BEGIN EXERCISE INPUT
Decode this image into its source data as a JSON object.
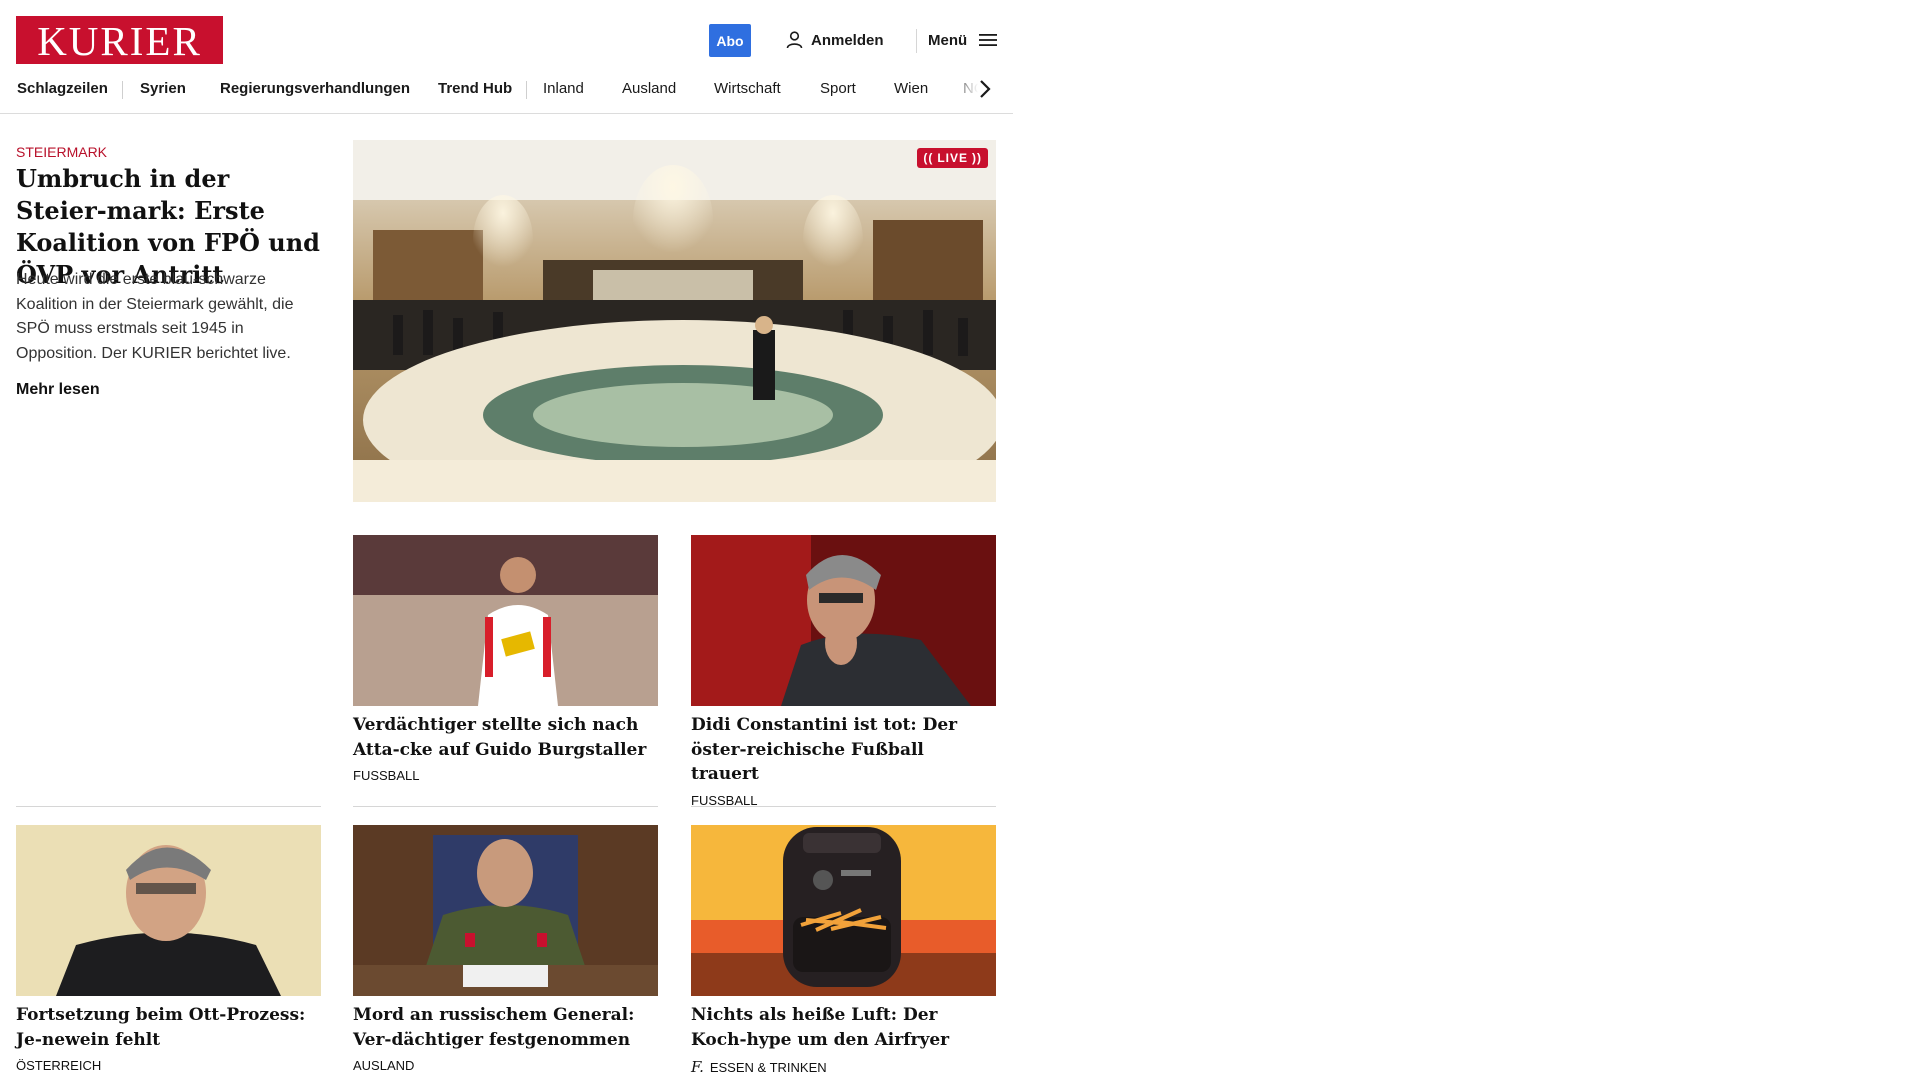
{
  "header": {
    "logo": "KURIER",
    "abo_label": "Abo",
    "login_label": "Anmelden",
    "menu_label": "Menü"
  },
  "nav": {
    "items": [
      {
        "label": "Schlagzeilen",
        "bold": true
      },
      {
        "label": "Syrien",
        "bold": true
      },
      {
        "label": "Regierungsverhandlungen",
        "bold": true
      },
      {
        "label": "Trend Hub",
        "bold": true
      },
      {
        "label": "Inland",
        "bold": false
      },
      {
        "label": "Ausland",
        "bold": false
      },
      {
        "label": "Wirtschaft",
        "bold": false
      },
      {
        "label": "Sport",
        "bold": false
      },
      {
        "label": "Wien",
        "bold": false
      },
      {
        "label": "NÖ",
        "bold": false
      }
    ]
  },
  "lead": {
    "kicker": "STEIERMARK",
    "title": "Umbruch in der Steier-mark: Erste Koalition von FPÖ und ÖVP vor Antritt",
    "teaser": "Heute wird die erste blau-schwarze Koalition in der Steiermark gewählt, die SPÖ muss erstmals seit 1945 in Opposition. Der KURIER berichtet live.",
    "more_label": "Mehr lesen",
    "live_label": "LIVE"
  },
  "cards": [
    {
      "title": "Verdächtiger stellte sich nach Atta-cke auf Guido Burgstaller",
      "category": "FUSSBALL"
    },
    {
      "title": "Didi Constantini ist tot: Der öster-reichische Fußball trauert",
      "category": "FUSSBALL"
    },
    {
      "title": "Fortsetzung beim Ott-Prozess: Je-newein fehlt",
      "category": "ÖSTERREICH"
    },
    {
      "title": "Mord an russischem General: Ver-dächtiger festgenommen",
      "category": "AUSLAND"
    },
    {
      "title": "Nichts als heiße Luft: Der Koch-hype um den Airfryer",
      "category": "ESSEN & TRINKEN",
      "brand_glyph": "f."
    }
  ],
  "colors": {
    "brand_red": "#c8102e",
    "abo_blue": "#2f6fe0",
    "kicker_red": "#b8102a"
  }
}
END EXERCISE INPUT
### [EXERCISE]
Your task is to reproduce every record exactly while omitting the pictures.

### [ANSWER TO THIS TASK]
Decode this image into its source data as a JSON object.
{
  "header": {
    "logo": "KURIER",
    "abo_label": "Abo",
    "login_label": "Anmelden",
    "menu_label": "Menü"
  },
  "nav": {
    "items": [
      {
        "label": "Schlagzeilen",
        "bold": true
      },
      {
        "label": "Syrien",
        "bold": true
      },
      {
        "label": "Regierungsverhandlungen",
        "bold": true
      },
      {
        "label": "Trend Hub",
        "bold": true
      },
      {
        "label": "Inland",
        "bold": false
      },
      {
        "label": "Ausland",
        "bold": false
      },
      {
        "label": "Wirtschaft",
        "bold": false
      },
      {
        "label": "Sport",
        "bold": false
      },
      {
        "label": "Wien",
        "bold": false
      },
      {
        "label": "NÖ",
        "bold": false
      }
    ]
  },
  "lead": {
    "kicker": "STEIERMARK",
    "title": "Umbruch in der Steier-mark: Erste Koalition von FPÖ und ÖVP vor Antritt",
    "teaser": "Heute wird die erste blau-schwarze Koalition in der Steiermark gewählt, die SPÖ muss erstmals seit 1945 in Opposition. Der KURIER berichtet live.",
    "more_label": "Mehr lesen",
    "live_label": "LIVE"
  },
  "cards": [
    {
      "title": "Verdächtiger stellte sich nach Atta-cke auf Guido Burgstaller",
      "category": "FUSSBALL"
    },
    {
      "title": "Didi Constantini ist tot: Der öster-reichische Fußball trauert",
      "category": "FUSSBALL"
    },
    {
      "title": "Fortsetzung beim Ott-Prozess: Je-newein fehlt",
      "category": "ÖSTERREICH"
    },
    {
      "title": "Mord an russischem General: Ver-dächtiger festgenommen",
      "category": "AUSLAND"
    },
    {
      "title": "Nichts als heiße Luft: Der Koch-hype um den Airfryer",
      "category": "ESSEN & TRINKEN",
      "brand_glyph": "f."
    }
  ],
  "colors": {
    "brand_red": "#c8102e",
    "abo_blue": "#2f6fe0",
    "kicker_red": "#b8102a"
  }
}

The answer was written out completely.